-- Begin --

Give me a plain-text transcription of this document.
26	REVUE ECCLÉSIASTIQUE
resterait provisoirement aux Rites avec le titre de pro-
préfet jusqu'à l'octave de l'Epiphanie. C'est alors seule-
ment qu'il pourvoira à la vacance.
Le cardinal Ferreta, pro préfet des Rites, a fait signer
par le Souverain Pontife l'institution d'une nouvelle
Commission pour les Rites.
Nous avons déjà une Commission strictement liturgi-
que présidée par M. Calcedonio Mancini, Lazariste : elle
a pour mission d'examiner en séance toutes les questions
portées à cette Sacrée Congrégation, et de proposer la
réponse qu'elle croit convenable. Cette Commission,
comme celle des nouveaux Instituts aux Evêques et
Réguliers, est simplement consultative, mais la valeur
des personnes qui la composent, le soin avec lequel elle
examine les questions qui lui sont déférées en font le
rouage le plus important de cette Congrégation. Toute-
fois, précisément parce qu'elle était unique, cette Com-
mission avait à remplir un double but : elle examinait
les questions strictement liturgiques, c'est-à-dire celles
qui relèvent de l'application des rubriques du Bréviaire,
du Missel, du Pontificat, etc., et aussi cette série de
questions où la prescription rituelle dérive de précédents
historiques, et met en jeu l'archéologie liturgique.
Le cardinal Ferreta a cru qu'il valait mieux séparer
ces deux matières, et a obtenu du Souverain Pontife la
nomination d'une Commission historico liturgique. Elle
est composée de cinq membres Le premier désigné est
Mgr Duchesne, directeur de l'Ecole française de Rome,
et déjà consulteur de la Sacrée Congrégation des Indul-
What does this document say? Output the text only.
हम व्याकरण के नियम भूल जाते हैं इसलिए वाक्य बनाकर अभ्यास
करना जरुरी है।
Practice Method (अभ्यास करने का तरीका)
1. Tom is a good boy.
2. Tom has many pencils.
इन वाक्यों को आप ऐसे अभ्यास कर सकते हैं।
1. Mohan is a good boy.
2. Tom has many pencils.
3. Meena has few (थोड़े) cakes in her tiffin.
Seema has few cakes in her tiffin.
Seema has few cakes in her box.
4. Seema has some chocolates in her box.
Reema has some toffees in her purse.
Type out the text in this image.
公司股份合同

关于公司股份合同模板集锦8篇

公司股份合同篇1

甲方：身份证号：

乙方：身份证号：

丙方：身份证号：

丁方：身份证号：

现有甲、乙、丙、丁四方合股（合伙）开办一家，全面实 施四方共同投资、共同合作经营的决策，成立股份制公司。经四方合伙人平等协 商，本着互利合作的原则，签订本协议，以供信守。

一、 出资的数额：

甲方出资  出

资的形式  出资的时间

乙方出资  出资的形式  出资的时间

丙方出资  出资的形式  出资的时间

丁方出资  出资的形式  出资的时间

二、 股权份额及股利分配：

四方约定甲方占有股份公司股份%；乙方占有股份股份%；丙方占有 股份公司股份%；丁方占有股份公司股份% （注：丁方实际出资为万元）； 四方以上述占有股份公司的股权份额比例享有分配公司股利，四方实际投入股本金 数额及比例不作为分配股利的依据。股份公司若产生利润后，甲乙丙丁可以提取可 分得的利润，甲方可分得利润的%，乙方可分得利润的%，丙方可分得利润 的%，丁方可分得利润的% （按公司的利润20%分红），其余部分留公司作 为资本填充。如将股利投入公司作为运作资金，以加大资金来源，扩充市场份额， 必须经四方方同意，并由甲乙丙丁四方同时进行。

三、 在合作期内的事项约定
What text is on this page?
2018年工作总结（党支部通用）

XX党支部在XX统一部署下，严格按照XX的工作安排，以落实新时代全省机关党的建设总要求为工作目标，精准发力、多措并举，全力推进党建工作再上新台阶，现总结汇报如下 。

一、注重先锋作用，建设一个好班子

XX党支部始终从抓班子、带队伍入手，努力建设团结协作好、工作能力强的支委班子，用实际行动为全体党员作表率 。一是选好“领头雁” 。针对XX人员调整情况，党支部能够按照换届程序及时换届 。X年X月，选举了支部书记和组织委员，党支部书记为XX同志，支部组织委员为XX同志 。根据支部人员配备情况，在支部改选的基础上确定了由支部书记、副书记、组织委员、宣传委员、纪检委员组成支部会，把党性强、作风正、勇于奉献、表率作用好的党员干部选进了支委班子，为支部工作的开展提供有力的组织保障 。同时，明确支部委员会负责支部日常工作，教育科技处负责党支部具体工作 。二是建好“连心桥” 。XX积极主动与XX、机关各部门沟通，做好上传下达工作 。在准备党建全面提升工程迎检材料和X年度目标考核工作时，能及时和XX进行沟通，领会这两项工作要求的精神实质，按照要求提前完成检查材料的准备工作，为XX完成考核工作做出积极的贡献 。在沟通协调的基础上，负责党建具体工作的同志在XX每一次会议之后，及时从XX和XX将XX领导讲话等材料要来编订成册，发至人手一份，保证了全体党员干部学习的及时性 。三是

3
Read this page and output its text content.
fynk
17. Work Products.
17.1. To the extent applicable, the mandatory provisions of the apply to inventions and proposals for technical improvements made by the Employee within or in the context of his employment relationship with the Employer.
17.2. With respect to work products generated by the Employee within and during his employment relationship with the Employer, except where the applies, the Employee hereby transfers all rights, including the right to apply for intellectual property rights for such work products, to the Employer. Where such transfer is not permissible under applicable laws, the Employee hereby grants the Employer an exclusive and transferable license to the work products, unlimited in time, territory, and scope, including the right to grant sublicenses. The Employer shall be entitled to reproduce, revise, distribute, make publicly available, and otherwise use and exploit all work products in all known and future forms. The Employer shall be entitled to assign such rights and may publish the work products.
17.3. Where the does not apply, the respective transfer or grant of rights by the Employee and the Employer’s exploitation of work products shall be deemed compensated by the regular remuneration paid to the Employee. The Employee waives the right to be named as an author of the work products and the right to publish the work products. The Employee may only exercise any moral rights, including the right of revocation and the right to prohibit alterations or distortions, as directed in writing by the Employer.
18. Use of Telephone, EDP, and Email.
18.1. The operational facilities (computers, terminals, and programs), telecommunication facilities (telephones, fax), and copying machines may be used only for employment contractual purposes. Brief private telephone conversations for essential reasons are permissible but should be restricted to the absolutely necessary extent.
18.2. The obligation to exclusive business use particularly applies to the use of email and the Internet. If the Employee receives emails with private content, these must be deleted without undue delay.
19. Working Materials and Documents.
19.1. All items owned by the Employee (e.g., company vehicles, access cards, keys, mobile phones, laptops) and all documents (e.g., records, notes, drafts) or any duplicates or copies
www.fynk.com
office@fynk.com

-- End --

SHORT TASK
Return the entries in full, keeping every line exactly as it is.

TASK RESPONSE
Give me a plain-text transcription of this document.
26	REVUE ECCLÉSIASTIQUE
resterait provisoirement aux Rites avec le titre de pro-
préfet jusqu'à l'octave de l'Epiphanie. C'est alors seule-
ment qu'il pourvoira à la vacance.
Le cardinal Ferreta, pro préfet des Rites, a fait signer
par le Souverain Pontife l'institution d'une nouvelle
Commission pour les Rites.
Nous avons déjà une Commission strictement liturgi-
que présidée par M. Calcedonio Mancini, Lazariste : elle
a pour mission d'examiner en séance toutes les questions
portées à cette Sacrée Congrégation, et de proposer la
réponse qu'elle croit convenable. Cette Commission,
comme celle des nouveaux Instituts aux Evêques et
Réguliers, est simplement consultative, mais la valeur
des personnes qui la composent, le soin avec lequel elle
examine les questions qui lui sont déférées en font le
rouage le plus important de cette Congrégation. Toute-
fois, précisément parce qu'elle était unique, cette Com-
mission avait à remplir un double but : elle examinait
les questions strictement liturgiques, c'est-à-dire celles
qui relèvent de l'application des rubriques du Bréviaire,
du Missel, du Pontificat, etc., et aussi cette série de
questions où la prescription rituelle dérive de précédents
historiques, et met en jeu l'archéologie liturgique.
Le cardinal Ferreta a cru qu'il valait mieux séparer
ces deux matières, et a obtenu du Souverain Pontife la
nomination d'une Commission historico liturgique. Elle
est composée de cinq membres Le premier désigné est
Mgr Duchesne, directeur de l'Ecole française de Rome,
et déjà consulteur de la Sacrée Congrégation des Indul-
What does this document say? Output the text only.
हम व्याकरण के नियम भूल जाते हैं इसलिए वाक्य बनाकर अभ्यास
करना जरुरी है।
Practice Method (अभ्यास करने का तरीका)
1. Tom is a good boy.
2. Tom has many pencils.
इन वाक्यों को आप ऐसे अभ्यास कर सकते हैं।
1. Mohan is a good boy.
2. Tom has many pencils.
3. Meena has few (थोड़े) cakes in her tiffin.
Seema has few cakes in her tiffin.
Seema has few cakes in her box.
4. Seema has some chocolates in her box.
Reema has some toffees in her purse.
Type out the text in this image.
公司股份合同

关于公司股份合同模板集锦8篇

公司股份合同篇1

甲方：身份证号：

乙方：身份证号：

丙方：身份证号：

丁方：身份证号：

现有甲、乙、丙、丁四方合股（合伙）开办一家，全面实 施四方共同投资、共同合作经营的决策，成立股份制公司。经四方合伙人平等协 商，本着互利合作的原则，签订本协议，以供信守。

一、 出资的数额：

甲方出资  出

资的形式  出资的时间

乙方出资  出资的形式  出资的时间

丙方出资  出资的形式  出资的时间

丁方出资  出资的形式  出资的时间

二、 股权份额及股利分配：

四方约定甲方占有股份公司股份%；乙方占有股份股份%；丙方占有 股份公司股份%；丁方占有股份公司股份% （注：丁方实际出资为万元）； 四方以上述占有股份公司的股权份额比例享有分配公司股利，四方实际投入股本金 数额及比例不作为分配股利的依据。股份公司若产生利润后，甲乙丙丁可以提取可 分得的利润，甲方可分得利润的%，乙方可分得利润的%，丙方可分得利润 的%，丁方可分得利润的% （按公司的利润20%分红），其余部分留公司作 为资本填充。如将股利投入公司作为运作资金，以加大资金来源，扩充市场份额， 必须经四方方同意，并由甲乙丙丁四方同时进行。

三、 在合作期内的事项约定
What text is on this page?
2018年工作总结（党支部通用）

XX党支部在XX统一部署下，严格按照XX的工作安排，以落实新时代全省机关党的建设总要求为工作目标，精准发力、多措并举，全力推进党建工作再上新台阶，现总结汇报如下 。

一、注重先锋作用，建设一个好班子

XX党支部始终从抓班子、带队伍入手，努力建设团结协作好、工作能力强的支委班子，用实际行动为全体党员作表率 。一是选好“领头雁” 。针对XX人员调整情况，党支部能够按照换届程序及时换届 。X年X月，选举了支部书记和组织委员，党支部书记为XX同志，支部组织委员为XX同志 。根据支部人员配备情况，在支部改选的基础上确定了由支部书记、副书记、组织委员、宣传委员、纪检委员组成支部会，把党性强、作风正、勇于奉献、表率作用好的党员干部选进了支委班子，为支部工作的开展提供有力的组织保障 。同时，明确支部委员会负责支部日常工作，教育科技处负责党支部具体工作 。二是建好“连心桥” 。XX积极主动与XX、机关各部门沟通，做好上传下达工作 。在准备党建全面提升工程迎检材料和X年度目标考核工作时，能及时和XX进行沟通，领会这两项工作要求的精神实质，按照要求提前完成检查材料的准备工作，为XX完成考核工作做出积极的贡献 。在沟通协调的基础上，负责党建具体工作的同志在XX每一次会议之后，及时从XX和XX将XX领导讲话等材料要来编订成册，发至人手一份，保证了全体党员干部学习的及时性 。三是

3
Read this page and output its text content.
fynk
17. Work Products.
17.1. To the extent applicable, the mandatory provisions of the apply to inventions and proposals for technical improvements made by the Employee within or in the context of his employment relationship with the Employer.
17.2. With respect to work products generated by the Employee within and during his employment relationship with the Employer, except where the applies, the Employee hereby transfers all rights, including the right to apply for intellectual property rights for such work products, to the Employer. Where such transfer is not permissible under applicable laws, the Employee hereby grants the Employer an exclusive and transferable license to the work products, unlimited in time, territory, and scope, including the right to grant sublicenses. The Employer shall be entitled to reproduce, revise, distribute, make publicly available, and otherwise use and exploit all work products in all known and future forms. The Employer shall be entitled to assign such rights and may publish the work products.
17.3. Where the does not apply, the respective transfer or grant of rights by the Employee and the Employer’s exploitation of work products shall be deemed compensated by the regular remuneration paid to the Employee. The Employee waives the right to be named as an author of the work products and the right to publish the work products. The Employee may only exercise any moral rights, including the right of revocation and the right to prohibit alterations or distortions, as directed in writing by the Employer.
18. Use of Telephone, EDP, and Email.
18.1. The operational facilities (computers, terminals, and programs), telecommunication facilities (telephones, fax), and copying machines may be used only for employment contractual purposes. Brief private telephone conversations for essential reasons are permissible but should be restricted to the absolutely necessary extent.
18.2. The obligation to exclusive business use particularly applies to the use of email and the Internet. If the Employee receives emails with private content, these must be deleted without undue delay.
19. Working Materials and Documents.
19.1. All items owned by the Employee (e.g., company vehicles, access cards, keys, mobile phones, laptops) and all documents (e.g., records, notes, drafts) or any duplicates or copies
www.fynk.com
office@fynk.com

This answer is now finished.